__LISTING__
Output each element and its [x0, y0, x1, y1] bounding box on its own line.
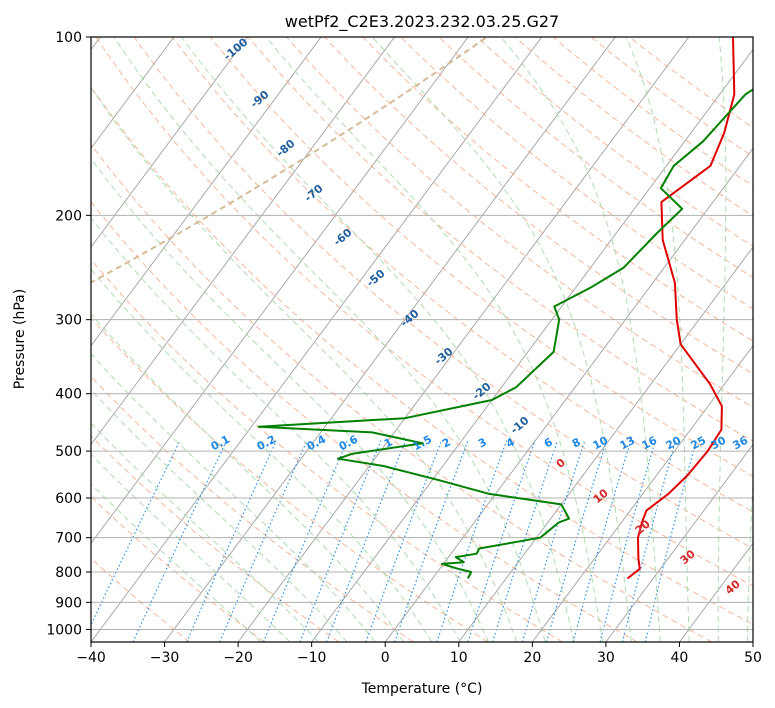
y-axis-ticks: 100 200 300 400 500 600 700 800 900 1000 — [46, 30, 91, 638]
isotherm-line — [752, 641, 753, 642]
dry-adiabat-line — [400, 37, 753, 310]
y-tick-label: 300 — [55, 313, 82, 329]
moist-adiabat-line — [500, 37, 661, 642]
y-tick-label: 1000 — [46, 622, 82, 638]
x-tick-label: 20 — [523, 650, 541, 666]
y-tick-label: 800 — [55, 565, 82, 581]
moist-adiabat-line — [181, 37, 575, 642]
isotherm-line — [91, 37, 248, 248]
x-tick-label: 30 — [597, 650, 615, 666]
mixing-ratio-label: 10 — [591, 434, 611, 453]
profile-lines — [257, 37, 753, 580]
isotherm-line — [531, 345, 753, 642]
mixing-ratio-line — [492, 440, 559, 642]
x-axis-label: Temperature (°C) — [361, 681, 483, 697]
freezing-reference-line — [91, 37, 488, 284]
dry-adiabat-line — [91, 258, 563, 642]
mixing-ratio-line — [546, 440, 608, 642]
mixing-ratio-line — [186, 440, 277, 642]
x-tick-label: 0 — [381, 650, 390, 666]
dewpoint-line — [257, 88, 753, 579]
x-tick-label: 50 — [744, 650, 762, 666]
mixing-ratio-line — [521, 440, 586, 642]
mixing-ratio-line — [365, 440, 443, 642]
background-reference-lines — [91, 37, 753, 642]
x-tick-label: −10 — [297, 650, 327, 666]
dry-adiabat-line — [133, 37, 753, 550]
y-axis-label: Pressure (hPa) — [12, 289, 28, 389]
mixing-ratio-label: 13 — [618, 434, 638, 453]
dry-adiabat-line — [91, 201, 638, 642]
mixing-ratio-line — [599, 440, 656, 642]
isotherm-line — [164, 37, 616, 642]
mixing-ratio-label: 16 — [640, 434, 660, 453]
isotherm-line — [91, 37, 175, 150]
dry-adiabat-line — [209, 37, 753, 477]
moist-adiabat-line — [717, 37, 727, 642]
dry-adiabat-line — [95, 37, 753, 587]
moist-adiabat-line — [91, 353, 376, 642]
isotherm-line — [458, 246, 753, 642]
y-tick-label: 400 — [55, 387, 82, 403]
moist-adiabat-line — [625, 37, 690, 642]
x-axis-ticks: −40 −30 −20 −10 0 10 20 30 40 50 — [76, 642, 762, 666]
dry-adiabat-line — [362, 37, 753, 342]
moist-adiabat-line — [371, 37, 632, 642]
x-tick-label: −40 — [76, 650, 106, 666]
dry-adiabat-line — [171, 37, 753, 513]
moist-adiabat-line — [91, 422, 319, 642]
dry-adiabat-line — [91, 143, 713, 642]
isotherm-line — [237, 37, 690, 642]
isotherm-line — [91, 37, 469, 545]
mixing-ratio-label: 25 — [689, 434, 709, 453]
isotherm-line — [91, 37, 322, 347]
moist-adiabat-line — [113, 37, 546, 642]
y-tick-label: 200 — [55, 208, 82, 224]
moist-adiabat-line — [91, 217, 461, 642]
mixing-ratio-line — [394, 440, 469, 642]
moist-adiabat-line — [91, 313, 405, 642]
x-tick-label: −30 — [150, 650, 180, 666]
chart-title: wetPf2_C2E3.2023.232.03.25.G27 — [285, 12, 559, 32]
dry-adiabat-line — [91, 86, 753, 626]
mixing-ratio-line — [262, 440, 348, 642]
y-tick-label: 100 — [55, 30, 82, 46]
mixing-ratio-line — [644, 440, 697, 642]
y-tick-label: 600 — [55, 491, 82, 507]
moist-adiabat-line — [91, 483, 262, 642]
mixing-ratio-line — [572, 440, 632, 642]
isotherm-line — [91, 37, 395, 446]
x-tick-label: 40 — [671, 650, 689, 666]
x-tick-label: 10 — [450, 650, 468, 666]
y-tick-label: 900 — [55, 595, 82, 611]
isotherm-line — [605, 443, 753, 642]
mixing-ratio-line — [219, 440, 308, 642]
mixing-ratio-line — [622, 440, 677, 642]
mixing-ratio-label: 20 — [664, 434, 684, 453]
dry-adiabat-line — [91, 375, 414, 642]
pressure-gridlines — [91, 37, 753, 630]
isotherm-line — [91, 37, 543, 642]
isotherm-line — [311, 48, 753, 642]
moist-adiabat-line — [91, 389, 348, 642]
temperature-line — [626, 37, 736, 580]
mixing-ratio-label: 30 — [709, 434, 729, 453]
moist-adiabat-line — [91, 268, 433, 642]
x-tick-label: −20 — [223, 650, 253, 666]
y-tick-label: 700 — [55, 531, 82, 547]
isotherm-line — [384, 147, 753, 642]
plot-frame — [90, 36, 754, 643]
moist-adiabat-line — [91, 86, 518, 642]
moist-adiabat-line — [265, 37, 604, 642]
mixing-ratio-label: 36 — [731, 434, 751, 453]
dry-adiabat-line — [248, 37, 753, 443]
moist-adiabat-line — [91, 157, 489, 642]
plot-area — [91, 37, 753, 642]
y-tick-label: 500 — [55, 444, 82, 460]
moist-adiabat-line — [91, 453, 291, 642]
--
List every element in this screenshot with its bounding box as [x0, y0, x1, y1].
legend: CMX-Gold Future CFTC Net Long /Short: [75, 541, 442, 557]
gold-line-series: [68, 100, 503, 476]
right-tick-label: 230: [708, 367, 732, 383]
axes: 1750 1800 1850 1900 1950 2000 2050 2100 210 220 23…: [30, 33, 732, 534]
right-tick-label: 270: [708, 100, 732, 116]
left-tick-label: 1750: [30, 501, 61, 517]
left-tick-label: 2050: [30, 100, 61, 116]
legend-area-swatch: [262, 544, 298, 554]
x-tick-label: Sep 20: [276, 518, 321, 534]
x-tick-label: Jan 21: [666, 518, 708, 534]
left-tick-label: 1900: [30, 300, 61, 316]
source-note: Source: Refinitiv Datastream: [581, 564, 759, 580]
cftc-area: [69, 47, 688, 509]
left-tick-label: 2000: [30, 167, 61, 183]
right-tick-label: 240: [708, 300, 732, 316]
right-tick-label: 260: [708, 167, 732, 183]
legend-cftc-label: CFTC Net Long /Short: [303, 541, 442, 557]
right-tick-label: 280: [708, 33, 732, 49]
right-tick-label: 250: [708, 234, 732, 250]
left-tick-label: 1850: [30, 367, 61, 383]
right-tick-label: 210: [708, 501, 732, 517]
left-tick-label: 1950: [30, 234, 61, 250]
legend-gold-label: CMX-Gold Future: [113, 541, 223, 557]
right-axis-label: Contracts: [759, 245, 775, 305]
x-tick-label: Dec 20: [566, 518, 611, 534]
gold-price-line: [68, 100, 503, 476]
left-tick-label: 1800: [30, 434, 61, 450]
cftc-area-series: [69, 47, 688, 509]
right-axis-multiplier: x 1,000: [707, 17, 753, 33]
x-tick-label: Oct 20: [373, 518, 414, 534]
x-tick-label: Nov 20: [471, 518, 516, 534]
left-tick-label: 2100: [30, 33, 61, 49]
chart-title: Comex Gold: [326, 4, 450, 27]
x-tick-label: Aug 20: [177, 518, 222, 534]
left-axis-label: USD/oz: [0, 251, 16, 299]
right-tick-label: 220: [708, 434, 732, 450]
...
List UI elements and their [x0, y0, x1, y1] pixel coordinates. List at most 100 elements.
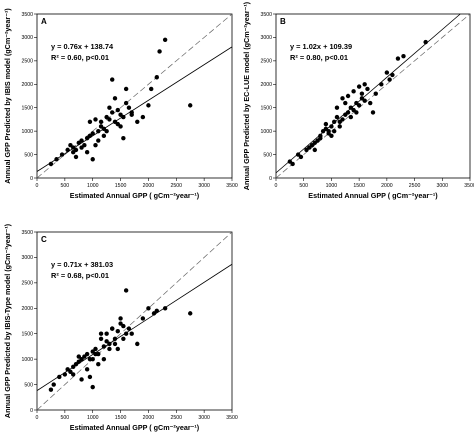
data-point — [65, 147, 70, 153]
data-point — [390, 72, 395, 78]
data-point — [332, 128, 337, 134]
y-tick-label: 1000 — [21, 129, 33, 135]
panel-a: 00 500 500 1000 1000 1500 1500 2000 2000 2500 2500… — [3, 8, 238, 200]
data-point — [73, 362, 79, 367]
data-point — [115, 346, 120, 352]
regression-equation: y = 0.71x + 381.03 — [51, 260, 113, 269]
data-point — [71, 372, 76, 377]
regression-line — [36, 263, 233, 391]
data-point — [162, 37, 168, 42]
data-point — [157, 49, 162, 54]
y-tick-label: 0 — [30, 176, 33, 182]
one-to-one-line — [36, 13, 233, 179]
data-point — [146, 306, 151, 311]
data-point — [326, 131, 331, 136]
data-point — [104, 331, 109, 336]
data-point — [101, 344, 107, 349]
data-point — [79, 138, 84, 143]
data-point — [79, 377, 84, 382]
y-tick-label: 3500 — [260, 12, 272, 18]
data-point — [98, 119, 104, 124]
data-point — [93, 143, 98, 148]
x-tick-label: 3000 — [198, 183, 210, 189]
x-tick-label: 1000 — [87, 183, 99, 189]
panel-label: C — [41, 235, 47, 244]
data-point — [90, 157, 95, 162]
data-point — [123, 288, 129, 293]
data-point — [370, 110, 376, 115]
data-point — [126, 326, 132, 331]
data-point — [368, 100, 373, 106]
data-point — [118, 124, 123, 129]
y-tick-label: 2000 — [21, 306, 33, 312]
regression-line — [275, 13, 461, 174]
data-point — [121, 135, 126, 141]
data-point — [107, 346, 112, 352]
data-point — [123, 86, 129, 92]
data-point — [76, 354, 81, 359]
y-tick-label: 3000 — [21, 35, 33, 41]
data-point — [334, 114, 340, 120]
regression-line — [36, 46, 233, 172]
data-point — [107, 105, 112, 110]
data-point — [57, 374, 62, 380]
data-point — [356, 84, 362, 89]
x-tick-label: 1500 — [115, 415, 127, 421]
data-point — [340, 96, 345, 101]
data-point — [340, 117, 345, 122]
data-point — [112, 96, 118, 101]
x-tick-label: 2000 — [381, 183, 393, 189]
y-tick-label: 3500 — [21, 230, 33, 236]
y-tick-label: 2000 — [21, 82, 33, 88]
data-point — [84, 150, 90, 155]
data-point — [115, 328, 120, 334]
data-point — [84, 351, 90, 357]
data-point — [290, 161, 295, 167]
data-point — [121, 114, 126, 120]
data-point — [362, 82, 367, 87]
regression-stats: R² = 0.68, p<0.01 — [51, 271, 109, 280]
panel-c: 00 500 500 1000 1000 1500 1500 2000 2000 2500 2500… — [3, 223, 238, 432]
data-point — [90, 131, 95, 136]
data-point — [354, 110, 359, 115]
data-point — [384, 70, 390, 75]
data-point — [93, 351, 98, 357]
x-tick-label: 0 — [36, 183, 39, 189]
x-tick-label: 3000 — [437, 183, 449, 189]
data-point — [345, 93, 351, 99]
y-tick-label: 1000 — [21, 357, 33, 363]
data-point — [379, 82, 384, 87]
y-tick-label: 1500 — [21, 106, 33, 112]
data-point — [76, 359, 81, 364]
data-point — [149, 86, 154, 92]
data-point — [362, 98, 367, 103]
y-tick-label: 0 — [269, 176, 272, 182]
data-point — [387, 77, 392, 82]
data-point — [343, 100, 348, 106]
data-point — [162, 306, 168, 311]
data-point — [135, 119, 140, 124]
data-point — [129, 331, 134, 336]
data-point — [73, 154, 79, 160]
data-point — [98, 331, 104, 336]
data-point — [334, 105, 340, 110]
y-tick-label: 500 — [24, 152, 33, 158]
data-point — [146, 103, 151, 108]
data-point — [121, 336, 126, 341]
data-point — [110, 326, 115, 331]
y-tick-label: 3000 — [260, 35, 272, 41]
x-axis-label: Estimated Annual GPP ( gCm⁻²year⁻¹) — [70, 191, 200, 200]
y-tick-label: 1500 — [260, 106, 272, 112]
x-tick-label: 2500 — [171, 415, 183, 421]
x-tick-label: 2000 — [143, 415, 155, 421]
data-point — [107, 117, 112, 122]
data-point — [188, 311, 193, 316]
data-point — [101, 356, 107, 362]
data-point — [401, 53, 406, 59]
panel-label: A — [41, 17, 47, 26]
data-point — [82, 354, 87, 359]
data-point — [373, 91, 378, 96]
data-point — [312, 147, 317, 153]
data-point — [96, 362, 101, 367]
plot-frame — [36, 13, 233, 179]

__STATED EXERCISE__
Lay out the rows starting at the line containing "data-point — [65, 147, 70, 153]" and ending at the line containing "data-point — [73, 362, 79, 367]" as a numbered list, with blank lines left out.

__EXPECTED OUTPUT__
1. data-point — [65, 147, 70, 153]
2. data-point — [390, 72, 395, 78]
3. data-point — [332, 128, 337, 134]
4. y-tick-label: 1000 — [21, 129, 33, 135]
5. panel-a: 00 500 500 1000 1000 1500 1500 2000 2000 2500 2500… — [3, 8, 238, 200]
6. data-point — [73, 362, 79, 367]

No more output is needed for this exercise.